Records that describe figures
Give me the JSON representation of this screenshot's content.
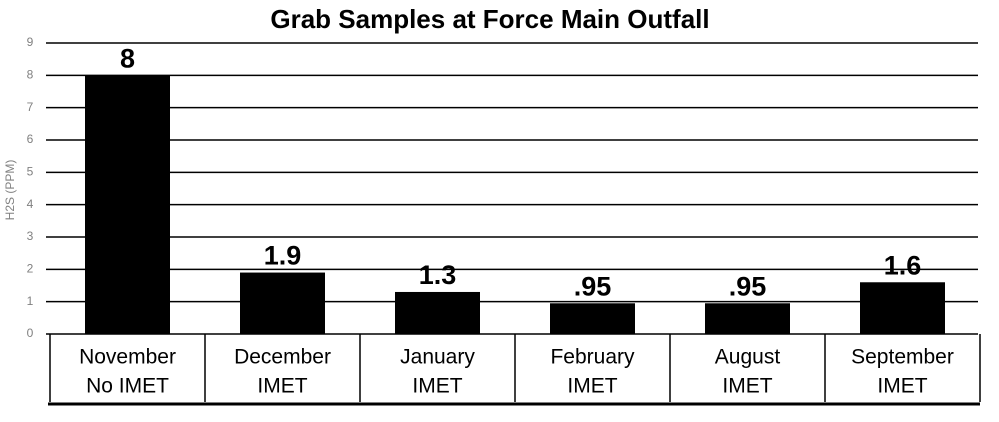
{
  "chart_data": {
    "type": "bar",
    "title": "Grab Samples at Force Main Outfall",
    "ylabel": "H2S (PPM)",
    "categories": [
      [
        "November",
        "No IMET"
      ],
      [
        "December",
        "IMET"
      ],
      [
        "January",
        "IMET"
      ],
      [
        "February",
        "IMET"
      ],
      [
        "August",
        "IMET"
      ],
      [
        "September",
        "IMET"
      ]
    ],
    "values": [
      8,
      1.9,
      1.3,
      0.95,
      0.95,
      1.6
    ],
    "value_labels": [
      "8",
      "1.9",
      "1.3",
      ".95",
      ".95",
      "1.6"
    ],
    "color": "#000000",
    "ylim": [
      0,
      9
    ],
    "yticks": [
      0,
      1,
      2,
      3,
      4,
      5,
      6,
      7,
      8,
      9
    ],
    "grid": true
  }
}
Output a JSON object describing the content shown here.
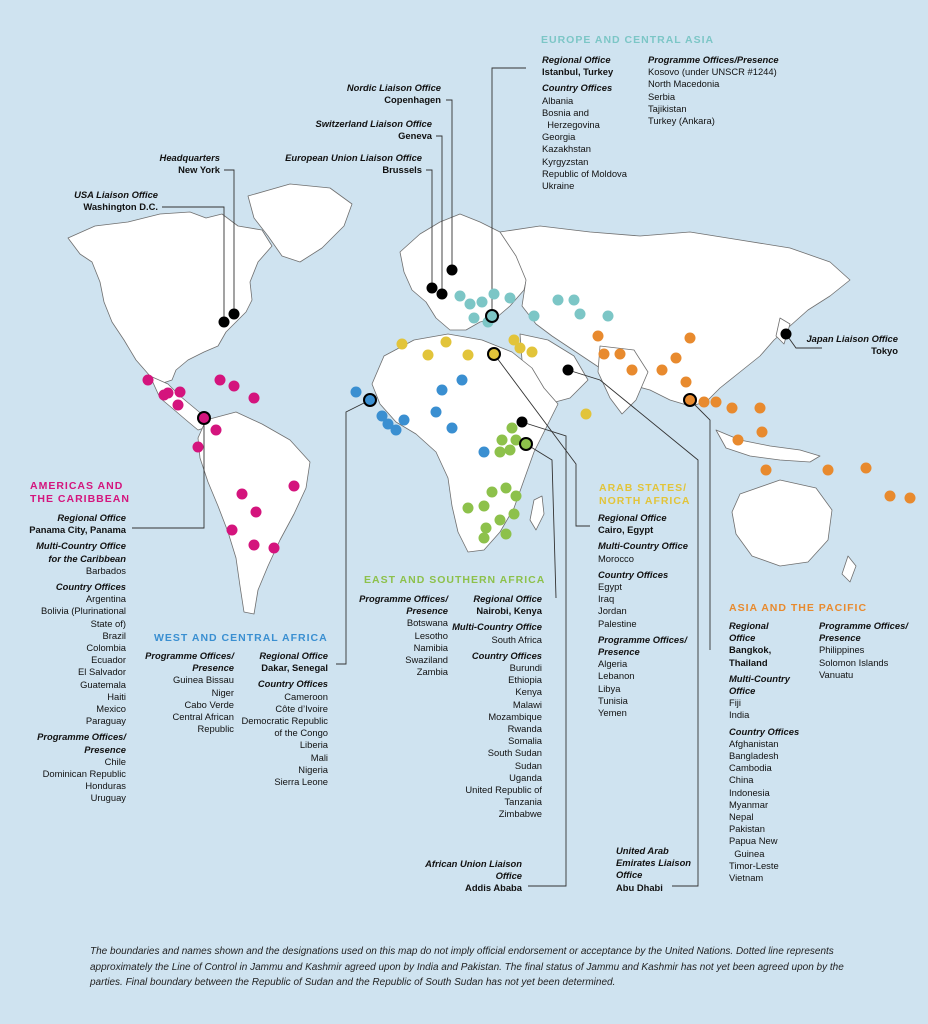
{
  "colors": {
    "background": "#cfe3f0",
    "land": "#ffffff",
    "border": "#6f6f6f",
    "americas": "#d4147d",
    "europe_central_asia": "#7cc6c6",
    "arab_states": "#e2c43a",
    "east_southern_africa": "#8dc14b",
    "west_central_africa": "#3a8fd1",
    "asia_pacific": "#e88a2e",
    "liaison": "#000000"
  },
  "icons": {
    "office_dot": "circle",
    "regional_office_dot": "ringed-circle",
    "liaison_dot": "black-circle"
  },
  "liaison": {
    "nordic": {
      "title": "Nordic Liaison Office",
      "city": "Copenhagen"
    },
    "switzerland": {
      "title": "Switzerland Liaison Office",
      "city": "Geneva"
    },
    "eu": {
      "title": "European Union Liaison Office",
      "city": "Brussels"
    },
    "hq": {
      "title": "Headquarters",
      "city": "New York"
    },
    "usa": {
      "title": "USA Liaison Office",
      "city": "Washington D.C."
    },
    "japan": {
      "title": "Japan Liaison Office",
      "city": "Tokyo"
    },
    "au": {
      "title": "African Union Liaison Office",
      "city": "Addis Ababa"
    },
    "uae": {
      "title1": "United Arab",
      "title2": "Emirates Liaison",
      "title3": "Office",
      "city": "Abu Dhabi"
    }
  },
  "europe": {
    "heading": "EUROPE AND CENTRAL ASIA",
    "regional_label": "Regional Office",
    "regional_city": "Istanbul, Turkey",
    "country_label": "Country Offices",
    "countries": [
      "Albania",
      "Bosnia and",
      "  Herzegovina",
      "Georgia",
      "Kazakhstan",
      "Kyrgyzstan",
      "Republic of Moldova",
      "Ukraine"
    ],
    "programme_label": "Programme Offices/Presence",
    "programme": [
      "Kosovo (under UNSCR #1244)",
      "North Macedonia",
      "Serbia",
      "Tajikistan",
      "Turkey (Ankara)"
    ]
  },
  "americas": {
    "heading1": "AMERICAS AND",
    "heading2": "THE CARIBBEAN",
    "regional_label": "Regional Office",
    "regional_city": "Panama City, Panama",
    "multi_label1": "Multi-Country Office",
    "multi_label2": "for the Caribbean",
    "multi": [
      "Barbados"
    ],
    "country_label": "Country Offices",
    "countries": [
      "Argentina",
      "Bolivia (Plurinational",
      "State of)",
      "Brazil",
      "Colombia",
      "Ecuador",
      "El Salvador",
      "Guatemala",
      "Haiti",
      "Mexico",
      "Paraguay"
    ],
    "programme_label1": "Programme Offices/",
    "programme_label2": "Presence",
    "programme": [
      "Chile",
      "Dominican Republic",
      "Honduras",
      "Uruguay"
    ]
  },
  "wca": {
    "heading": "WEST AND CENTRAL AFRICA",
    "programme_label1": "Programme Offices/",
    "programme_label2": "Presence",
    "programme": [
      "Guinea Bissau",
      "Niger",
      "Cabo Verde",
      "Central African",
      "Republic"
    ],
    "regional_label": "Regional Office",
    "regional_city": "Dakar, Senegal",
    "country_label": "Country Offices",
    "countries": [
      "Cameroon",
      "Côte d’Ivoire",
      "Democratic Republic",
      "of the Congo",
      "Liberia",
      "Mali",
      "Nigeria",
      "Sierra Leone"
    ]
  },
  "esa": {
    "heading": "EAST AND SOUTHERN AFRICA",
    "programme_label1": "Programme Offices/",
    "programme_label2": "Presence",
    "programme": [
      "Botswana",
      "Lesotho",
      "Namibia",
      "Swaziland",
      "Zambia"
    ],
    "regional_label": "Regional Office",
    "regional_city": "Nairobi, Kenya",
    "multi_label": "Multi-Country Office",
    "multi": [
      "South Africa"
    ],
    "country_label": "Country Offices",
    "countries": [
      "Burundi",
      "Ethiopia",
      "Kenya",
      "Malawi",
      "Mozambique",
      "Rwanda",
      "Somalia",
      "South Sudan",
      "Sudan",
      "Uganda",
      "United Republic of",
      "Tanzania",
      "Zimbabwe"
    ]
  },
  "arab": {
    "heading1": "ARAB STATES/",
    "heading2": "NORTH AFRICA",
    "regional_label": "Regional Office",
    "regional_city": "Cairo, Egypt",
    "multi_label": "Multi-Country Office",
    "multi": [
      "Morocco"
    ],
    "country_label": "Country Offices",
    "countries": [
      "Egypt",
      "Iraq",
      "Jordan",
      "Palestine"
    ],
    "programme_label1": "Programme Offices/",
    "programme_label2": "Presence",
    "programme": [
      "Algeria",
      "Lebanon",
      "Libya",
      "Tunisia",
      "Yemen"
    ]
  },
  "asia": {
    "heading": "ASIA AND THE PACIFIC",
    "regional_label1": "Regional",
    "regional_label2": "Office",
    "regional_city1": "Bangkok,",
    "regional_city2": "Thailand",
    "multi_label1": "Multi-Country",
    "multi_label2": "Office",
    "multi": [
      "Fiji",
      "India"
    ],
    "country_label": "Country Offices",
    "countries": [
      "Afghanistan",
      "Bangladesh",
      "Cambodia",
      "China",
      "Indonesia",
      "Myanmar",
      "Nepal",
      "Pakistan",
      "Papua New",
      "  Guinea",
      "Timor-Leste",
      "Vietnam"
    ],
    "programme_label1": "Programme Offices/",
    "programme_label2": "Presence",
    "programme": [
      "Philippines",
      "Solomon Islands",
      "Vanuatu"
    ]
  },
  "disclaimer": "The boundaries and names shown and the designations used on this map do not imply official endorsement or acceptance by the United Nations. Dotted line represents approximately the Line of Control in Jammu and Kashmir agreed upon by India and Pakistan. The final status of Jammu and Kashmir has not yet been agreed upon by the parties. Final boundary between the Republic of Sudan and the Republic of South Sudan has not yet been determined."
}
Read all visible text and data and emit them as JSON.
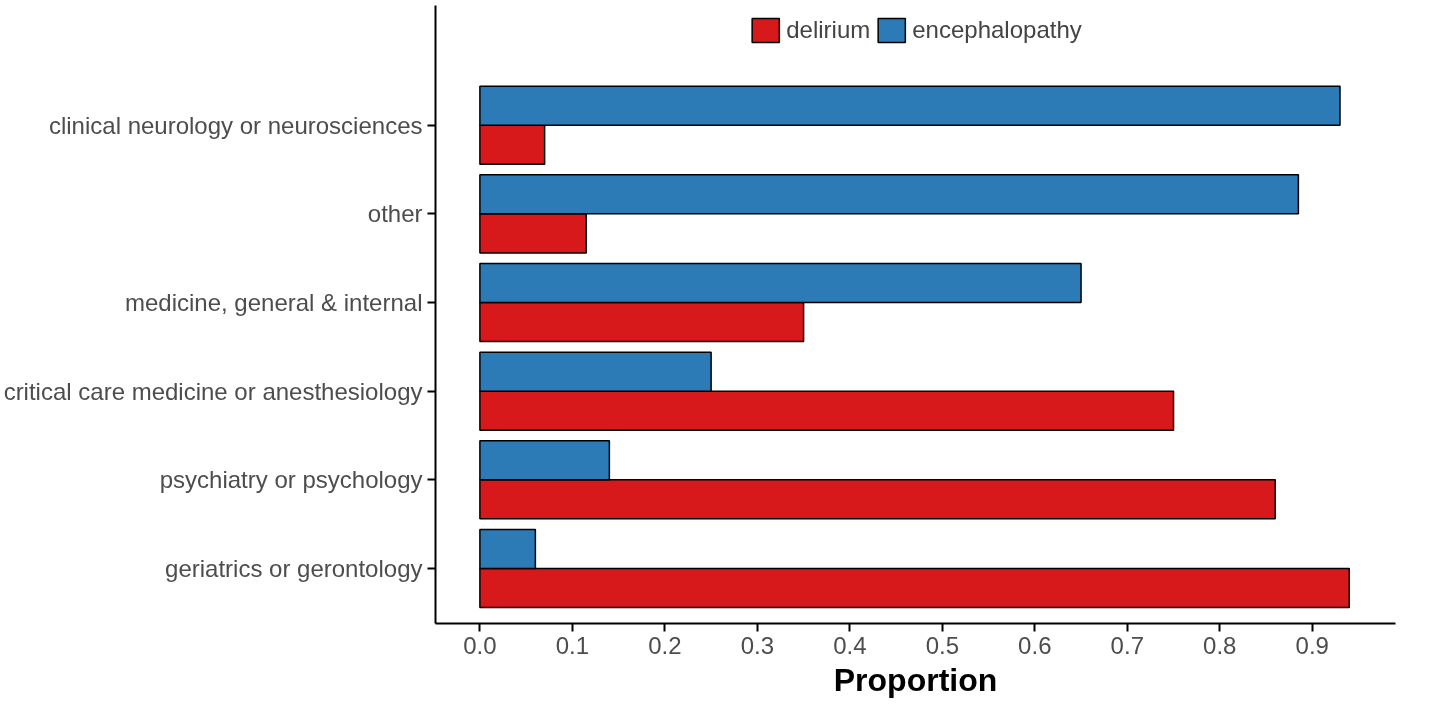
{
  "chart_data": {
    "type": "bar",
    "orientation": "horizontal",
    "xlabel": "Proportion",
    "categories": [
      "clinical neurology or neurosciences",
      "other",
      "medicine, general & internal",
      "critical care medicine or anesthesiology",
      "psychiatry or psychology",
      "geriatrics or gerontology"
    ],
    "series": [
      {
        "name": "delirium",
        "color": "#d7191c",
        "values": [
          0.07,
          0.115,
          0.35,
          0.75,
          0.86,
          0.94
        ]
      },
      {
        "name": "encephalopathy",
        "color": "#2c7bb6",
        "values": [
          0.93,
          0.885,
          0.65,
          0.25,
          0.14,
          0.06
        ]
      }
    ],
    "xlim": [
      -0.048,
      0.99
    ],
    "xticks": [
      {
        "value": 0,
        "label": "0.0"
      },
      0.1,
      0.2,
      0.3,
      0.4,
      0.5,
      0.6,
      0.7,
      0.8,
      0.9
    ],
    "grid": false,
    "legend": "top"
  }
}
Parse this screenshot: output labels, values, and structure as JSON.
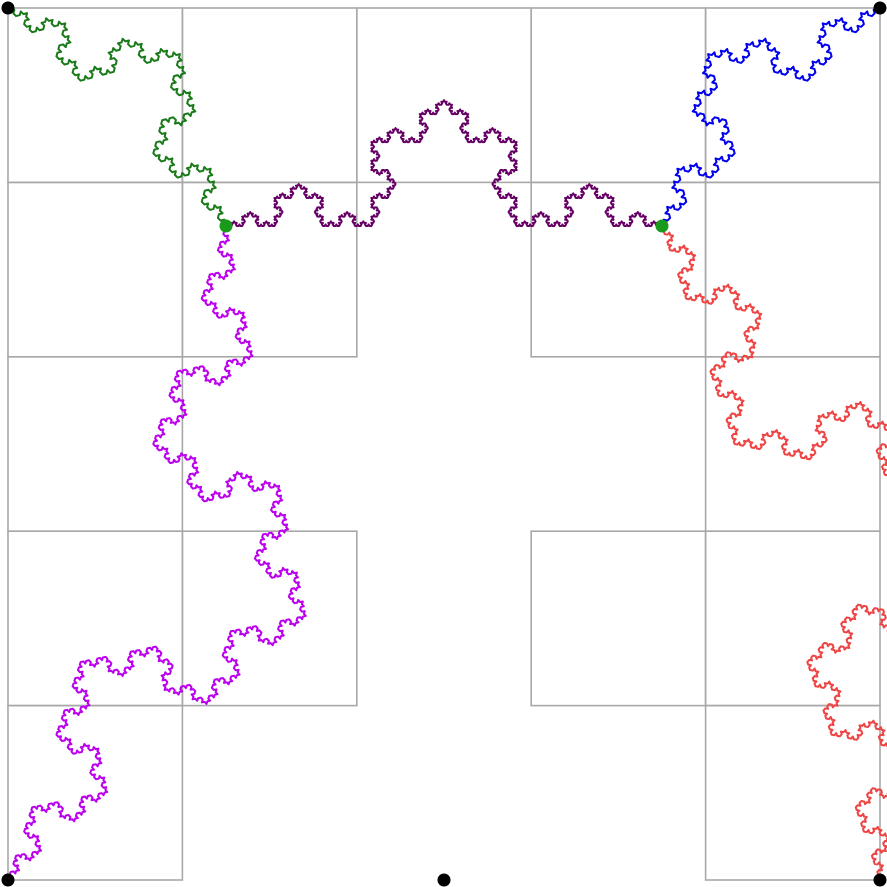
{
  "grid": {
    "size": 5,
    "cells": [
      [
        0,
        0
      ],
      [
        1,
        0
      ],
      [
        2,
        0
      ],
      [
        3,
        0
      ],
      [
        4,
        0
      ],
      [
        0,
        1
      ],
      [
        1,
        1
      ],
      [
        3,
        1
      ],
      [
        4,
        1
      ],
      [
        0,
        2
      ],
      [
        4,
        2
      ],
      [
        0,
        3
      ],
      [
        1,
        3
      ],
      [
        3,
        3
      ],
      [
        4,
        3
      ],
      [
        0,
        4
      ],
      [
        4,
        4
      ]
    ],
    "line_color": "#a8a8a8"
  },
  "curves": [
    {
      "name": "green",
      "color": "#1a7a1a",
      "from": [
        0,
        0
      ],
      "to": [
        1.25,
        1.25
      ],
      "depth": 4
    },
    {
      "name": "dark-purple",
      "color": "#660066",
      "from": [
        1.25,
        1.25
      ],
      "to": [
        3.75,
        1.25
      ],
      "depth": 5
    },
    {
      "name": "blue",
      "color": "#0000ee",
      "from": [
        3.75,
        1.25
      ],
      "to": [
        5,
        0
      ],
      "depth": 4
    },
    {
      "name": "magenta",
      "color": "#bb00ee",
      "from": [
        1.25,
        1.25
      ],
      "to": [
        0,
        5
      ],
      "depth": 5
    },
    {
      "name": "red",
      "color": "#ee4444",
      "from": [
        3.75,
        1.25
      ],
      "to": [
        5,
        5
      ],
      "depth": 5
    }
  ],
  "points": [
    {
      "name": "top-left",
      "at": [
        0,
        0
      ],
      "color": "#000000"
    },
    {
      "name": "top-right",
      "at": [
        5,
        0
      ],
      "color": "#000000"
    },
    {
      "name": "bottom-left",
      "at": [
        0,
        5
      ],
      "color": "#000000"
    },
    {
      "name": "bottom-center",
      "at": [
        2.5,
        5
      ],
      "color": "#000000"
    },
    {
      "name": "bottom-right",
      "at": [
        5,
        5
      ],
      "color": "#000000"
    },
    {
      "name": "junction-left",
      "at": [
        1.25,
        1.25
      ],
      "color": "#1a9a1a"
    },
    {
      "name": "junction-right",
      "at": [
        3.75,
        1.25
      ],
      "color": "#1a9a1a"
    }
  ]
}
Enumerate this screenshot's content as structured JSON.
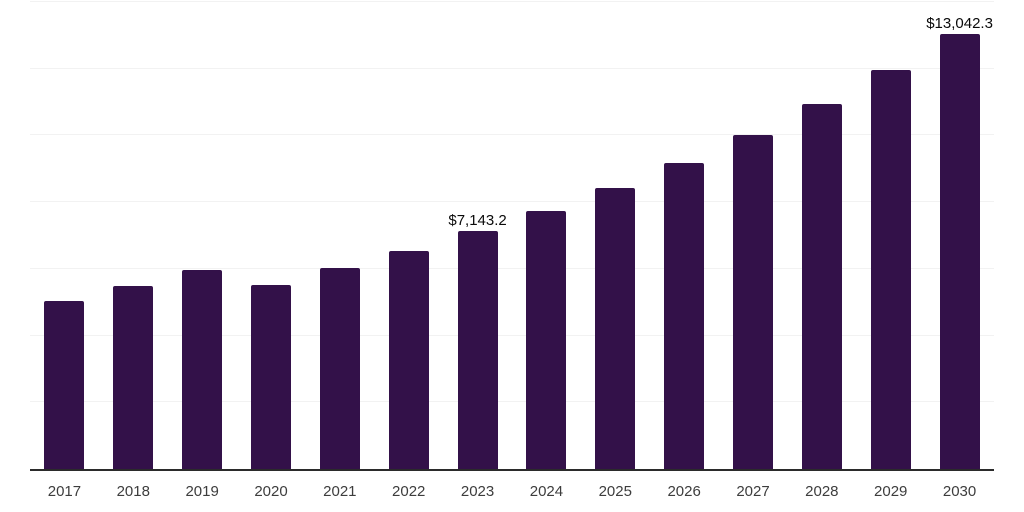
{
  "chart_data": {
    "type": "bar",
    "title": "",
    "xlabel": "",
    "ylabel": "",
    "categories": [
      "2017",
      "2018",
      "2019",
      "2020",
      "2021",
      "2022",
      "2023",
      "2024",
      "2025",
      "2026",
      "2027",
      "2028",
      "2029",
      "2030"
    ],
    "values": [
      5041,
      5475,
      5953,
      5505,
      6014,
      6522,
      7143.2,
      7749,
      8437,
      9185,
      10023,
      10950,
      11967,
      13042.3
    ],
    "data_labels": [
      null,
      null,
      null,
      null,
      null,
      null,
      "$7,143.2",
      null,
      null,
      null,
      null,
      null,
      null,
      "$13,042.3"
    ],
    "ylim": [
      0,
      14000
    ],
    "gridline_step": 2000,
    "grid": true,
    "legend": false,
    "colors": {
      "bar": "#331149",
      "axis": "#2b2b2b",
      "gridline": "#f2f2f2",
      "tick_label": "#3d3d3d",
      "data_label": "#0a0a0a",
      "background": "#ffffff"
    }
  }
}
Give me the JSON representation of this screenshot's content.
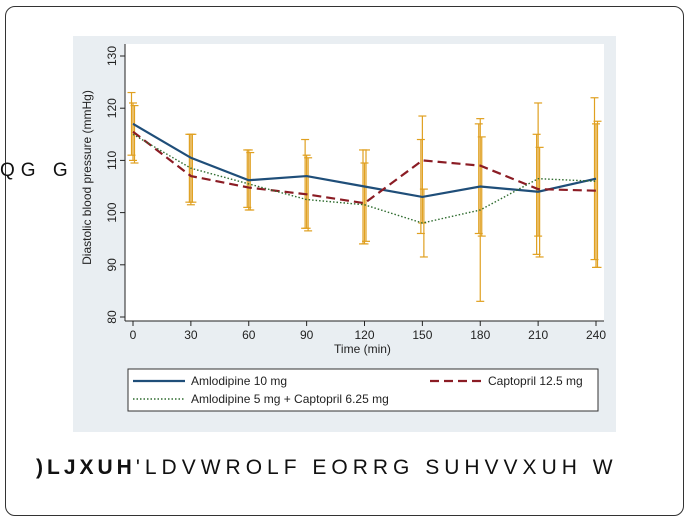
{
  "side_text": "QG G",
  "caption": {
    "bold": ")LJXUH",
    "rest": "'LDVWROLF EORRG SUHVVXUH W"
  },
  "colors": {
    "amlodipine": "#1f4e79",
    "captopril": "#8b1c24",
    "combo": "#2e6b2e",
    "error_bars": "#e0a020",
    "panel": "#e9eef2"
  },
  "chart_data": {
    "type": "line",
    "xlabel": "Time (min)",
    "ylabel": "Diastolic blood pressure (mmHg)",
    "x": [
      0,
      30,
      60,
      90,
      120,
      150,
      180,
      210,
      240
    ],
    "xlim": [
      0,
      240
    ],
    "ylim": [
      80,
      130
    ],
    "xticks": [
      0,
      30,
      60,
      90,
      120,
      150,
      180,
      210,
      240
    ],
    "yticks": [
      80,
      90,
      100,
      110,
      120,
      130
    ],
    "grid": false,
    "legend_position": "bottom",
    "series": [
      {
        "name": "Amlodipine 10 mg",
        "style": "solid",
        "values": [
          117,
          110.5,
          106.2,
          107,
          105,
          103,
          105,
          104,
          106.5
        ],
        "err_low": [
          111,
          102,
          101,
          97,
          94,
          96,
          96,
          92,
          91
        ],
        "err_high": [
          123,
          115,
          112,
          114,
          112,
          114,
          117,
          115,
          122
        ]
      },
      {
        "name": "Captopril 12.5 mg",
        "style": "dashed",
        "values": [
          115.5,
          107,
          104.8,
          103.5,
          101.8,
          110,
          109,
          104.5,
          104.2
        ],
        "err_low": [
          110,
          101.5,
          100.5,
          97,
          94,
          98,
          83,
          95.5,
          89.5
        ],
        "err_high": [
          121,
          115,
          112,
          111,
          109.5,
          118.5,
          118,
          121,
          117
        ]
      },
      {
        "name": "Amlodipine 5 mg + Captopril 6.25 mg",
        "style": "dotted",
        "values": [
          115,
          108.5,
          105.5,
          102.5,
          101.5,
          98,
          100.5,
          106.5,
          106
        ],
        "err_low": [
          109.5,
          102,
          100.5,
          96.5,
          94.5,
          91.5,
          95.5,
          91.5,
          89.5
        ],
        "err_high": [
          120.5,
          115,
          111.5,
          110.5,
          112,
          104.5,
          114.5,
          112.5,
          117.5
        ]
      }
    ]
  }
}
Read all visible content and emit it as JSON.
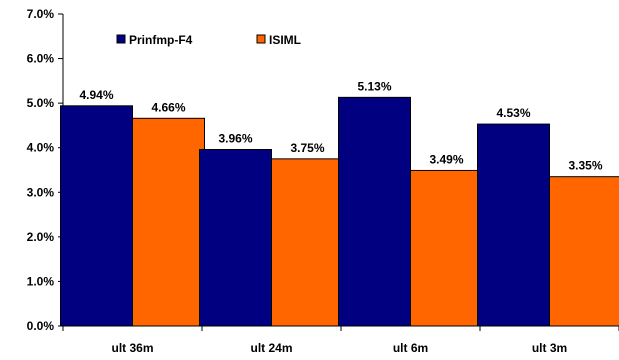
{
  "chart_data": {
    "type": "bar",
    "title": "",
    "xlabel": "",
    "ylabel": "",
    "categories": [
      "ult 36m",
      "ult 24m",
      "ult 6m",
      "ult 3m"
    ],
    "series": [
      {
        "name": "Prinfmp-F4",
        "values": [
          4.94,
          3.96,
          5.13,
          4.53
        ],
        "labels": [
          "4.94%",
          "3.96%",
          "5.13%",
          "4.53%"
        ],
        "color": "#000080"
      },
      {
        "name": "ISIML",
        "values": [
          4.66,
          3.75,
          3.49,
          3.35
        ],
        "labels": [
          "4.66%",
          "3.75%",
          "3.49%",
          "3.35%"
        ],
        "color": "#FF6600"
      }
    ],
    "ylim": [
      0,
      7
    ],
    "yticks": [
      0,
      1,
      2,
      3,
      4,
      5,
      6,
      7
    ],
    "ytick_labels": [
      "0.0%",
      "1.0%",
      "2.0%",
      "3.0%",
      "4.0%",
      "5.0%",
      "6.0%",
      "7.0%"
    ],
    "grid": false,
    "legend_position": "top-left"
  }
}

WHAT YOU NEED TO DO:
Filter the listing above for the string "Pakistan" and copy every matching line.

TASK SOLUTION:
      "Pakistan",
  "disclaimer": "The boundaries and names shown and the designations used on this map do not imply official endorsement or acceptance by the United Nations. Dotted line represents approximately the Line of Control in Jammu and Kashmir agreed upon by India and Pakistan. The final status of Jammu and Kashmir has not yet been agreed upon by the parties. Final boundary between the Republic of Sudan and the Republic of South Sudan has not yet been determined."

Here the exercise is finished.